> _Dataset items_:
-*-*-

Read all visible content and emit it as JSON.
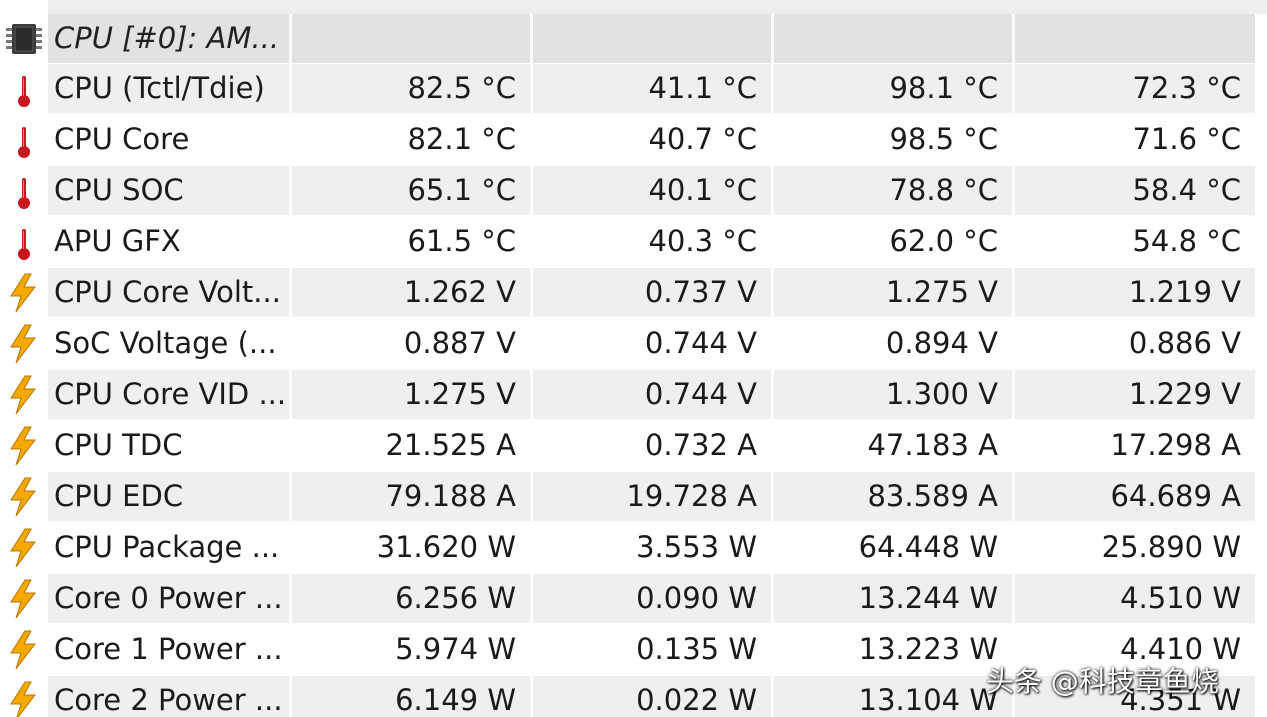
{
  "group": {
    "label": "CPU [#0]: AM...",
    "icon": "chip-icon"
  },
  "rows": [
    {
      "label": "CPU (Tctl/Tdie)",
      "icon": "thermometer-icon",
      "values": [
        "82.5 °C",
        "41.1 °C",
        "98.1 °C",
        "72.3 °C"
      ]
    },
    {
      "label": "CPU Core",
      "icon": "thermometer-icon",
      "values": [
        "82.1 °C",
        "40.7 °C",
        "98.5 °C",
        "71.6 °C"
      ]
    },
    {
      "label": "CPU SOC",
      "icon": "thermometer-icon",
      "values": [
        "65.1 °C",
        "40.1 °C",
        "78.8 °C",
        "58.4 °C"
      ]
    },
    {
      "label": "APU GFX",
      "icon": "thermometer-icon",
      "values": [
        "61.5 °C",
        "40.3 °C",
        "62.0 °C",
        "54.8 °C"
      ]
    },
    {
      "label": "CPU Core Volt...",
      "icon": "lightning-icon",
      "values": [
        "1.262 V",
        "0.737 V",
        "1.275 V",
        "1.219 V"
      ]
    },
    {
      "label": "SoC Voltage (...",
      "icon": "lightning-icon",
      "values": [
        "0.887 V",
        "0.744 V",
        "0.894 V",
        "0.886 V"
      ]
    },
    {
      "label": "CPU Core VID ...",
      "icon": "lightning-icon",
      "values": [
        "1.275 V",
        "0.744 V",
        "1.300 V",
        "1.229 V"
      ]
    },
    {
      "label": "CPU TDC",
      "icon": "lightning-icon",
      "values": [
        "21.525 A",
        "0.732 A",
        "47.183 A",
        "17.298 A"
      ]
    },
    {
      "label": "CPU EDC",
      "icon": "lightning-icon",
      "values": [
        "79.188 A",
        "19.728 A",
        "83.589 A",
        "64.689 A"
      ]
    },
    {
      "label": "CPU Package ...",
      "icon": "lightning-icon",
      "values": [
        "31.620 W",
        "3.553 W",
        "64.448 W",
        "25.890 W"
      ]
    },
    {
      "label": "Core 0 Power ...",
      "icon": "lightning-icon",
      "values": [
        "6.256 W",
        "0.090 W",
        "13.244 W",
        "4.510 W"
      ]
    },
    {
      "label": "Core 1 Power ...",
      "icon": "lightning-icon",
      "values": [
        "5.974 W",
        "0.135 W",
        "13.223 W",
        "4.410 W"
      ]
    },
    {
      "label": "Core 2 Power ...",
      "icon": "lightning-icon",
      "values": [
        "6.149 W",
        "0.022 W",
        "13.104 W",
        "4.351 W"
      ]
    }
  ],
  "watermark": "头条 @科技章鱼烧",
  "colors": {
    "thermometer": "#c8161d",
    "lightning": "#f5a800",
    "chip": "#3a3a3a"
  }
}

-*-*-

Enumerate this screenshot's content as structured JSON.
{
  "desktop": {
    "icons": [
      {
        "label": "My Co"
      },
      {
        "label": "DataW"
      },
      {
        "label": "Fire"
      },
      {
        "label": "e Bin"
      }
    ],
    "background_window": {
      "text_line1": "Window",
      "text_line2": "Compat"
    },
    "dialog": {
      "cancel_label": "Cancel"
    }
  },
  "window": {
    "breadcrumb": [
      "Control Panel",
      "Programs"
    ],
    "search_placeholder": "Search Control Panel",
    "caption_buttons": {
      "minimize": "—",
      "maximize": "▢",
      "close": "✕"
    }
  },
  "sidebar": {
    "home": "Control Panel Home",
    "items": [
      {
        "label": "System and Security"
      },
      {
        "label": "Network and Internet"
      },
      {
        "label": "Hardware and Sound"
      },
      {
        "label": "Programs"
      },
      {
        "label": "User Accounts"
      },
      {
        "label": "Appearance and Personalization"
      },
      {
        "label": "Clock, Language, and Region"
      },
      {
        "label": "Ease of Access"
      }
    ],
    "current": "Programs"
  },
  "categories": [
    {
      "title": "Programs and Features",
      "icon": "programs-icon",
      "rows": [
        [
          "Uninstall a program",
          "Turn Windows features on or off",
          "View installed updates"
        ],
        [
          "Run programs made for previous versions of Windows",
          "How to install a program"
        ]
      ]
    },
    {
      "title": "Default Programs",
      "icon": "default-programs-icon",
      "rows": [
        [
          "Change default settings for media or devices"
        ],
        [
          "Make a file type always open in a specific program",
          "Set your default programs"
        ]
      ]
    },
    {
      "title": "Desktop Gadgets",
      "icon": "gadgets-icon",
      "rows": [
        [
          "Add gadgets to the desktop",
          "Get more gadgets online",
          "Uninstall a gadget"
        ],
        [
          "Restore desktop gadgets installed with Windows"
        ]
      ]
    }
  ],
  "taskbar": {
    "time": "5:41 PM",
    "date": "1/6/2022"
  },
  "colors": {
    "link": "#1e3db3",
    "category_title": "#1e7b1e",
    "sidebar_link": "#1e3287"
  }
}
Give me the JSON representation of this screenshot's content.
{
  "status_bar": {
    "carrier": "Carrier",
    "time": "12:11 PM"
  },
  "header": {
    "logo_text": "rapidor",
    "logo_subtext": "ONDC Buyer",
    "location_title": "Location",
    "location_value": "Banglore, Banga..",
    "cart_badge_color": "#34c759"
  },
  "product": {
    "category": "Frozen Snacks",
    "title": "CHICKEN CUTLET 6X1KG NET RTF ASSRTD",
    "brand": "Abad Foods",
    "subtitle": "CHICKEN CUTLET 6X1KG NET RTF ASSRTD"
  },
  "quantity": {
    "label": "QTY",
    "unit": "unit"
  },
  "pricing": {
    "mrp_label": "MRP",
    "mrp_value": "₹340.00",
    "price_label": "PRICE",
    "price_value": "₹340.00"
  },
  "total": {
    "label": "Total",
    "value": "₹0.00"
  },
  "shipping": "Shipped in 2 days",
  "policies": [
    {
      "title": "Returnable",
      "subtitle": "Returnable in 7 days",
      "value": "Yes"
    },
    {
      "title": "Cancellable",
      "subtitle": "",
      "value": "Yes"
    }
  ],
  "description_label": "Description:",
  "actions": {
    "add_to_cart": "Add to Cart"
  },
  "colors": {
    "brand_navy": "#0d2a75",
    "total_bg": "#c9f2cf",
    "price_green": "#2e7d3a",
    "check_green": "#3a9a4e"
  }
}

-*-*-

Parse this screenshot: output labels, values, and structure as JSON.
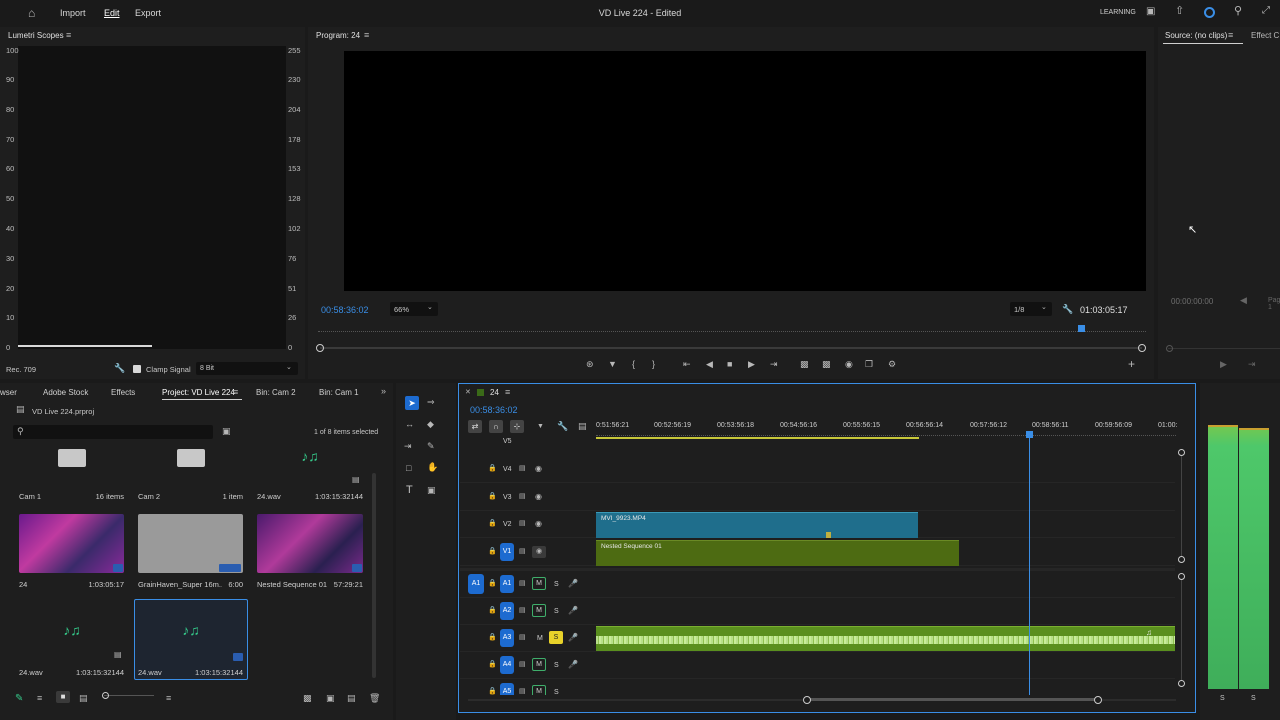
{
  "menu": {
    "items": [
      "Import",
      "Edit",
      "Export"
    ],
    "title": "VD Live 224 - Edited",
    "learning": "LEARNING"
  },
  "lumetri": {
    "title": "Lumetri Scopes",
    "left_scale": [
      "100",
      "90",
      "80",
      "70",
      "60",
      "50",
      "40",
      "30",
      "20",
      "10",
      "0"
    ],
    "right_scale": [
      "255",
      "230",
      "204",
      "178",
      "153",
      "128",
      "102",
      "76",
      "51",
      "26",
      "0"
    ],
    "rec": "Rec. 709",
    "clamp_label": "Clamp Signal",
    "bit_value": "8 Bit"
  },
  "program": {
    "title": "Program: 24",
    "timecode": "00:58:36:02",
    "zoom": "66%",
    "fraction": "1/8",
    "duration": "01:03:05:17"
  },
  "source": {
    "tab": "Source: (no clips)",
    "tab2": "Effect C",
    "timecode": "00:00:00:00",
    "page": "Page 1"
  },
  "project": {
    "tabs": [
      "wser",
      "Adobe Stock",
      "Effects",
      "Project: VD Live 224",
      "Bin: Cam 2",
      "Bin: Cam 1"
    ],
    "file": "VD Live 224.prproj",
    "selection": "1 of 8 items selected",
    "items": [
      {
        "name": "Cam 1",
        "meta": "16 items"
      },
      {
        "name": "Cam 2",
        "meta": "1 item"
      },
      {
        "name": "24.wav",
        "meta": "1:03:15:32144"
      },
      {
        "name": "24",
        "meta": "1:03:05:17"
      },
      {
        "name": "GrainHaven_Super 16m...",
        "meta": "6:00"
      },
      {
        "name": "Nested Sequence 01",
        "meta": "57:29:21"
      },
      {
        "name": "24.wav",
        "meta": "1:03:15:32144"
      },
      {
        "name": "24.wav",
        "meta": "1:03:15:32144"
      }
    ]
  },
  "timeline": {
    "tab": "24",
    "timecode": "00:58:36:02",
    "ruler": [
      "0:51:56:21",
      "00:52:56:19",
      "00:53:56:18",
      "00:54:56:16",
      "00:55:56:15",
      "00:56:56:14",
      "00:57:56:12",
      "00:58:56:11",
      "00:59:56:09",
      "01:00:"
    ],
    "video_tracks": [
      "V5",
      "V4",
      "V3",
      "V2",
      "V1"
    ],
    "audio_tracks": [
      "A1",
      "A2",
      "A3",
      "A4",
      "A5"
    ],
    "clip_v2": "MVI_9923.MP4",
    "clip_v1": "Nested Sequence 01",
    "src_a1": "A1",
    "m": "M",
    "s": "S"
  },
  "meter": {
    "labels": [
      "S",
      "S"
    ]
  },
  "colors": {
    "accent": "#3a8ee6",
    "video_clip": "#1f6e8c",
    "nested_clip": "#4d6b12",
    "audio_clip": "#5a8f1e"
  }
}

-*-*-

> _EXERCISE REQUIREMENTS_:
Pull out all lines from the entries above that include the word "screenshot".

> _EXPECTED OUTPUT_:
Enumerate this screenshot's content as structured JSON.
Give me the JSON representation of this screenshot's content.
Parse this screenshot: output labels, values, and structure as JSON.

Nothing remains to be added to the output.